> _THE TASK_:
Extract all lines from the data beneath that include the word "this".

(Records excerpted from a collection)
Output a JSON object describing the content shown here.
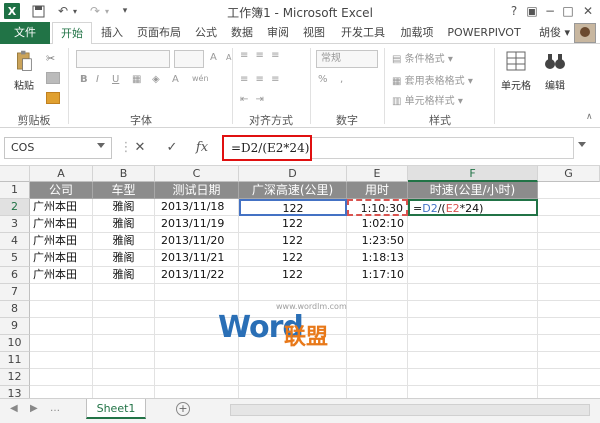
{
  "window": {
    "title": "工作簿1 - Microsoft Excel",
    "logo": "X",
    "help": "?",
    "restore": "▣",
    "minimize": "−",
    "maximize": "□",
    "close": "✕"
  },
  "qat": {
    "save_icon": "save-icon",
    "undo_icon": "undo-icon",
    "redo_icon": "redo-icon"
  },
  "tabs": [
    "文件",
    "开始",
    "插入",
    "页面布局",
    "公式",
    "数据",
    "审阅",
    "视图",
    "开发工具",
    "加载项",
    "POWERPIVOT"
  ],
  "user": "胡俊 ▾",
  "ribbon": {
    "clipboard": {
      "paste": "粘贴",
      "label": "剪贴板"
    },
    "font": {
      "label": "字体",
      "bold": "B",
      "italic": "I",
      "underline": "U",
      "size_a": "A",
      "wen": "wén"
    },
    "alignment": {
      "label": "对齐方式"
    },
    "number": {
      "label": "数字",
      "format": "常规",
      "percent": "%",
      "comma": ","
    },
    "styles": {
      "label": "样式",
      "cond_format": "条件格式 ▾",
      "table_format": "套用表格格式 ▾",
      "cell_styles": "单元格样式 ▾"
    },
    "cells": {
      "label": "单元格"
    },
    "editing": {
      "label": "编辑"
    }
  },
  "formula_bar": {
    "name_box": "COS",
    "cancel": "✕",
    "enter": "✓",
    "fx": "fx",
    "formula": "=D2/(E2*24)"
  },
  "columns": [
    "A",
    "B",
    "C",
    "D",
    "E",
    "F",
    "G"
  ],
  "rows": [
    "1",
    "2",
    "3",
    "4",
    "5",
    "6",
    "7",
    "8",
    "9",
    "10",
    "11",
    "12",
    "13"
  ],
  "table": {
    "headers": [
      "公司",
      "车型",
      "测试日期",
      "广深高速(公里)",
      "用时",
      "时速(公里/小时)"
    ],
    "rows": [
      [
        "广州本田",
        "雅阁",
        "2013/11/18",
        "122",
        "1:10:30"
      ],
      [
        "广州本田",
        "雅阁",
        "2013/11/19",
        "122",
        "1:02:10"
      ],
      [
        "广州本田",
        "雅阁",
        "2013/11/20",
        "122",
        "1:23:50"
      ],
      [
        "广州本田",
        "雅阁",
        "2013/11/21",
        "122",
        "1:18:13"
      ],
      [
        "广州本田",
        "雅阁",
        "2013/11/22",
        "122",
        "1:17:10"
      ]
    ],
    "edit_cell": {
      "eq": "=",
      "d2": "D2",
      "open": "/(",
      "e2": "E2",
      "rest": "*24)"
    }
  },
  "sheet_tabs": [
    "Sheet1"
  ],
  "watermark": {
    "url": "www.wordlm.com",
    "word": "Word",
    "cn": "联盟"
  },
  "colors": {
    "accent": "#217346",
    "header_fill": "#8c8c8c",
    "ref_blue": "#4472c4",
    "ref_red": "#d9534f",
    "highlight": "#e01010"
  }
}
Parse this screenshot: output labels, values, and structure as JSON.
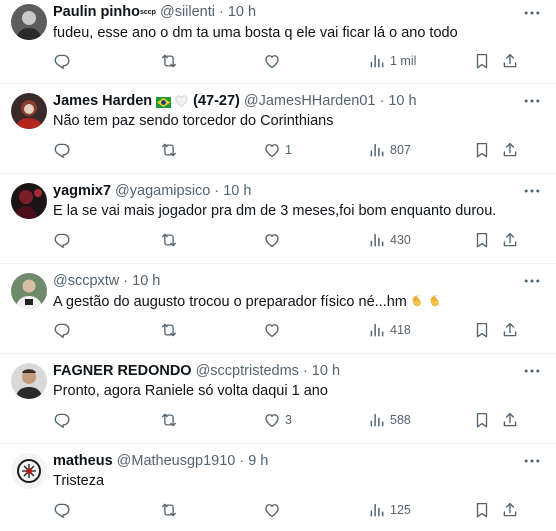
{
  "tweets": [
    {
      "name": "Paulin pinho",
      "name_badge": "sccp",
      "handle": "@siilenti",
      "dot": "·",
      "time": "10 h",
      "text": "fudeu, esse ano o dm ta uma bosta q ele vai ficar lá o ano todo",
      "replies": "",
      "retweets": "",
      "likes": "",
      "views": "1 mil"
    },
    {
      "name": "James Harden",
      "record": "(47-27)",
      "handle": "@JamesHHarden01",
      "dot": "·",
      "time": "10 h",
      "text": "Não tem paz sendo torcedor do Corinthians",
      "replies": "",
      "retweets": "",
      "likes": "1",
      "views": "807"
    },
    {
      "name": "yagmix7",
      "handle": "@yagamipsico",
      "dot": "·",
      "time": "10 h",
      "text": "E la se vai mais jogador pra dm de 3 meses,foi bom enquanto durou.",
      "replies": "",
      "retweets": "",
      "likes": "",
      "views": "430"
    },
    {
      "name": "",
      "handle": "@sccpxtw",
      "dot": "·",
      "time": "10 h",
      "text": "A gestão do augusto trocou o preparador físico né...hm",
      "replies": "",
      "retweets": "",
      "likes": "",
      "views": "418"
    },
    {
      "name": "FAGNER REDONDO",
      "handle": "@sccptristedms",
      "dot": "·",
      "time": "10 h",
      "text": "Pronto, agora Raniele só volta daqui 1 ano",
      "replies": "",
      "retweets": "",
      "likes": "3",
      "views": "588"
    },
    {
      "name": "matheus",
      "handle": "@Matheusgp1910",
      "dot": "·",
      "time": "9 h",
      "text": "Tristeza",
      "replies": "",
      "retweets": "",
      "likes": "",
      "views": "125"
    }
  ],
  "icons": {
    "reply": "reply-icon",
    "retweet": "retweet-icon",
    "like": "heart-icon",
    "views": "views-icon",
    "bookmark": "bookmark-icon",
    "share": "share-icon",
    "more": "more-icon"
  },
  "colors": {
    "text": "#0f1419",
    "secondary": "#536471",
    "divider": "#eff3f4"
  }
}
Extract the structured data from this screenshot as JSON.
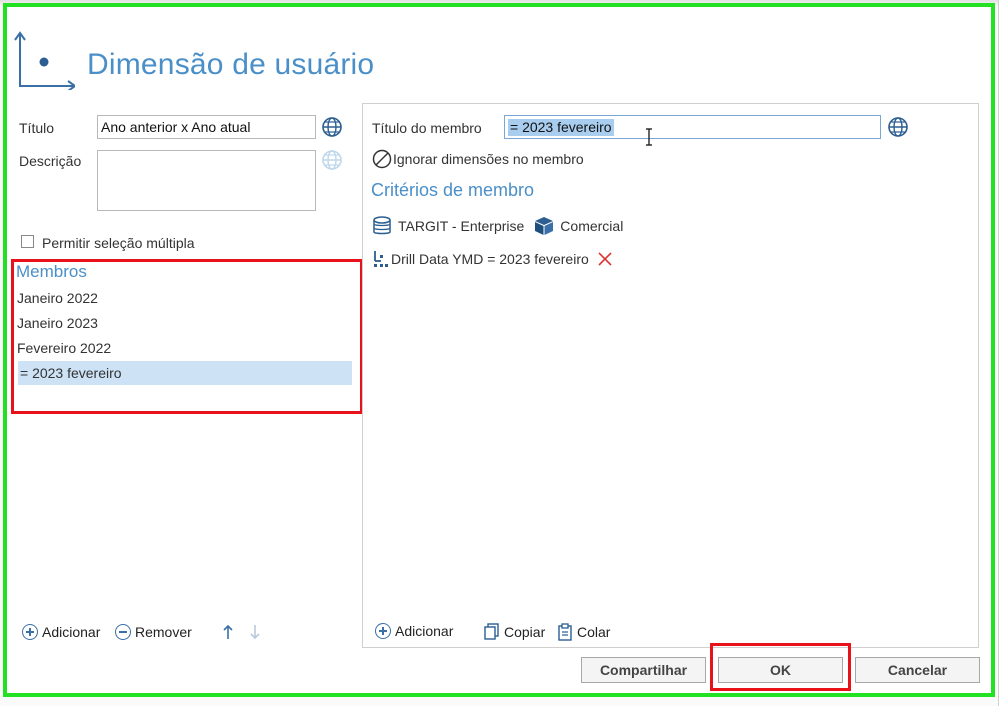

> _ANSWER FOR THE TASK_:
Parse this screenshot: output labels, values, and structure as JSON.
Extract the structured data from this screenshot as JSON.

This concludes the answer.